Revolutionary Worker #1001, April 11, 1999

 

 

During the first half of the 20th century, the people of China waged an epic struggle to throw off oppression. It was Mao Tsetung who pointed out that three mountains weighed on the Chinese people. They were feudalism, bureaucrat-capitalism, and imperialism. Each of these mountains produced untold suffering for women. But in 1949, after more than 20 years of armed struggle led by the Chinese Communist Party and Mao Tsetung, the Chinese people overthrew these mountains. From 1949 until 1976, there was great struggle against women's oppression and the life of women improved dramatically. Today, these three mountains of feudalism, bureaucrat-capitalism, and imperialism have returned, and so too the most horrendous oppression of women. Once again, these mountains will have to be destroyed.

"We are all masters of new China! Now women have equal rights. We have political rights and economic rights. Women used to have a low position in society...but now it is entirely different. Now our great ambition is to make revolution."

woman in revolutionary China,
in the time of Mao

"I know it's dangerous, but I don't have any other choice. I'm not going back to the village. Life is too hard there. Every week you hear about another one. It's unavoidable. But I don't think it will happen to me."
○ ○ ○ ○
* Required work:
1. According to the article on women in China, what three mountains did Mao Tsetung say weighed on the Chinese people?
2. Continue the article on women in China from the point where it stops.

[Spatial layout entries]
○ ○ ○ ○
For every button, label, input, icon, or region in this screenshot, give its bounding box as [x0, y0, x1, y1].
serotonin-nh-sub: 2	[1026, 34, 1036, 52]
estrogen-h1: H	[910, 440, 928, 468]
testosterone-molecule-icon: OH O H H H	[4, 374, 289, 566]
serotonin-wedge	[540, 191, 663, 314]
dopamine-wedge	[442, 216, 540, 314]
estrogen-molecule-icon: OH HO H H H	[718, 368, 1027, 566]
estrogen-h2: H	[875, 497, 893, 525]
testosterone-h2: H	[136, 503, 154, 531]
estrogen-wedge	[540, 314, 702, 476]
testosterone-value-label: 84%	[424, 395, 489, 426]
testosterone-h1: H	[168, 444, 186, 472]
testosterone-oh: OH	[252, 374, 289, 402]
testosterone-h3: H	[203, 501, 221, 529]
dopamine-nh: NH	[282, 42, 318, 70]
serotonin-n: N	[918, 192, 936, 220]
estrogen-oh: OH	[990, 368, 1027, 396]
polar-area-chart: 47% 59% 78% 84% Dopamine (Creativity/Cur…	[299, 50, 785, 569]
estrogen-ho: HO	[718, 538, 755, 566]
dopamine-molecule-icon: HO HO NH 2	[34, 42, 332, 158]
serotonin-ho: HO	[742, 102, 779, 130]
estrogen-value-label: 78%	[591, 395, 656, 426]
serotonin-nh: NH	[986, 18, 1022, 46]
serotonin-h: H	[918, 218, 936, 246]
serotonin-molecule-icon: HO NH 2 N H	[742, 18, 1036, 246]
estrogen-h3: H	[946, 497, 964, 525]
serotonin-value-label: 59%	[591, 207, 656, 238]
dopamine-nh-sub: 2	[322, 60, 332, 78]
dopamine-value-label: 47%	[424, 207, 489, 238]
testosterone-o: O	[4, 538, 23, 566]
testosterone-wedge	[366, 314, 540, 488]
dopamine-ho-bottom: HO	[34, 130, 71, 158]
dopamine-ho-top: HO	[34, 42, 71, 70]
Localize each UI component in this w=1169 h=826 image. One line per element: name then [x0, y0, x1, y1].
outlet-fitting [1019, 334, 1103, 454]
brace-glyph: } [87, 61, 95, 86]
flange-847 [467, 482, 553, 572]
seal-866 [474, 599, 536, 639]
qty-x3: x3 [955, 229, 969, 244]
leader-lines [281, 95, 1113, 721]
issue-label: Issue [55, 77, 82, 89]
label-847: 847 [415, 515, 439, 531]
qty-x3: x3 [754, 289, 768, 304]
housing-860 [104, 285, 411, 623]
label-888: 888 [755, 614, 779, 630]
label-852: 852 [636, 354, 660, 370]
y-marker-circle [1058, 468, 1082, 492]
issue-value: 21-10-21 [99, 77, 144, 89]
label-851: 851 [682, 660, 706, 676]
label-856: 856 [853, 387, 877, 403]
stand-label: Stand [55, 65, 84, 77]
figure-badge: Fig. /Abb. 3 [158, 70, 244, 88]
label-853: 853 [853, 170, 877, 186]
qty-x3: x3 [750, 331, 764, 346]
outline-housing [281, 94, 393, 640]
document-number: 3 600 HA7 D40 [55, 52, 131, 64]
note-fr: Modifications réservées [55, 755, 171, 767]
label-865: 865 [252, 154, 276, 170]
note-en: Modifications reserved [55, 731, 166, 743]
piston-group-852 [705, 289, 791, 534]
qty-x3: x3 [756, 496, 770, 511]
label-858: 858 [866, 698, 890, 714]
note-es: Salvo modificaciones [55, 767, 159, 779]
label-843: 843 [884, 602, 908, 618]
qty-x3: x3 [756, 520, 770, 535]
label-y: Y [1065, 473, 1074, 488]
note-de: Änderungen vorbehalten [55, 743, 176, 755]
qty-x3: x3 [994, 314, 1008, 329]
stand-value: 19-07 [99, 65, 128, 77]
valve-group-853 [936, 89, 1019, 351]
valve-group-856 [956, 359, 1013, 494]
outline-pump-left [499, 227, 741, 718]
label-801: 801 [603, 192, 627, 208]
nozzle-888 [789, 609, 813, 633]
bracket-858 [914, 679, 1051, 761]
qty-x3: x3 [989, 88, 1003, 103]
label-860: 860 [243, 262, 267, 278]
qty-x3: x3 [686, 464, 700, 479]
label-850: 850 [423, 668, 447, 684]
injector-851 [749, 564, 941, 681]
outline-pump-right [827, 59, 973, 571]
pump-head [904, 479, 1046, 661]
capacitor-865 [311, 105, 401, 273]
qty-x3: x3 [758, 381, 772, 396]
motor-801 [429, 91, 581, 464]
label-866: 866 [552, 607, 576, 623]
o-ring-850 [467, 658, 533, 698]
○ ○ ○ ○
* The answers:
1. Feudalism, bureaucrat-capitalism, and imperialism.

2.
Fu Litong, 20-year-old woman, trying to find a job
in the city 200 miles from her village--
after hearing about a case where a woman
was kidnapped, raped and sold

Xian, China: In the shadow of the ancient wall that still surrounds this city, several hundred people gather each day along a muddy street to offer themselves to employers at an unofficial labor market. Many are young women from the countryside, and for them the market holds a special danger: it may be the first stop on a journey that begins with the promise of a job, sees rape and violent beatings along the way, and ends in a life of domestic slavery.

Countless women have been kidnapped from this market in Xian, from similar markets in other cities and from bus stops and train stations in towns all over China. Typically, a woman is lured into the custody of one or more criminal middlemen, beaten into submission and delivered to a stranger who will call her his wife.

The New York Times, "Women as Chattel:
In China, Slavery Rises," September 6, 1995

*****

The practice of "abducting and selling of women" has been on the rise in today's capitalist China. Unmarried farmers buy young women for $250 to $500, with middlemen roaming from city to countryside to facilitate this "business" of human slavery. The police are sometimes bribed to look the other way.

Statistics are incomplete and many cases go unreported. But there are estimates that at least tens of thousands of women are now sold into slavery in China each year. And while some women do manage to escape, they are often ashamed to return to their families.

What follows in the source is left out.